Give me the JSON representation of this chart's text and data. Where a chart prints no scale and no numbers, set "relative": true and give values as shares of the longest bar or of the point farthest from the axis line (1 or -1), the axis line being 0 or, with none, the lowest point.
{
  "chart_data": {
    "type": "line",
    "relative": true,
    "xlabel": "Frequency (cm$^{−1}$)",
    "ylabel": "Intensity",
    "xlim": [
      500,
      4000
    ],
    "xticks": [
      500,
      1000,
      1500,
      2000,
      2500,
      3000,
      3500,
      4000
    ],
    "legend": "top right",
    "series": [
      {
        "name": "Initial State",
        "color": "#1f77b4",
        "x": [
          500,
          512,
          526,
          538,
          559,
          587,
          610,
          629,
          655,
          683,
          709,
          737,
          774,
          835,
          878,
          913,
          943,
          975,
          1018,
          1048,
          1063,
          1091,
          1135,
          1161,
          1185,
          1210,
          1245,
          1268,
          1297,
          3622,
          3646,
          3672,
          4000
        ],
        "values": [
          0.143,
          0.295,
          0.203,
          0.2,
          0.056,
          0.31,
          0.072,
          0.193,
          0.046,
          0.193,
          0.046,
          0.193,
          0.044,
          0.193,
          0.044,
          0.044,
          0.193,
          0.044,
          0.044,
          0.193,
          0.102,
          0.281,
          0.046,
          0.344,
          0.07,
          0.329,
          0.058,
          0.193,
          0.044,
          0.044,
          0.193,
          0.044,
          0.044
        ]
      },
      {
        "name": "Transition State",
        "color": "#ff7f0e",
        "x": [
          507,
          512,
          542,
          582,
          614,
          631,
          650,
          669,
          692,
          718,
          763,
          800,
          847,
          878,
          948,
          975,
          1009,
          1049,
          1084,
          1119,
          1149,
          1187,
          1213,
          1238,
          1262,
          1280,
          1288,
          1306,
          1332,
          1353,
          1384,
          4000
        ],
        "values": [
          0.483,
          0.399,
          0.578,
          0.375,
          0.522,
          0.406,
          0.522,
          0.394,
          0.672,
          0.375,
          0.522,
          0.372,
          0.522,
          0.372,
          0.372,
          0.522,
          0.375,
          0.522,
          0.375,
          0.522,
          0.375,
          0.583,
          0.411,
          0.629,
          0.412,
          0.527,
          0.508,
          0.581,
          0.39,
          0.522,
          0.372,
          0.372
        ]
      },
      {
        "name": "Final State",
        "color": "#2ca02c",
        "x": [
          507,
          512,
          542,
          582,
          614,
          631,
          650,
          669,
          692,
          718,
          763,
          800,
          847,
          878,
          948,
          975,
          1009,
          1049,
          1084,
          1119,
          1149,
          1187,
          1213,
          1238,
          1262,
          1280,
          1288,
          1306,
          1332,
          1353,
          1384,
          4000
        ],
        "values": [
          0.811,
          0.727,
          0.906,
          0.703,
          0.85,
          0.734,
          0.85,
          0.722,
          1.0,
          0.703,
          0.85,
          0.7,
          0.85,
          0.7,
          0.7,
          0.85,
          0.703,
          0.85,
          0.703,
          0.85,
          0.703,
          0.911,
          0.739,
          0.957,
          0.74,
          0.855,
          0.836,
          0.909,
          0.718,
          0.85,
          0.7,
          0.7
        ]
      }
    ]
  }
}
┄┄┄┄┄┄┄┄┄┄
● **Directions for this task**: Of the lines above, how many contain the word "relative"? Provide the number and nothing else.

● **Task answer**: 2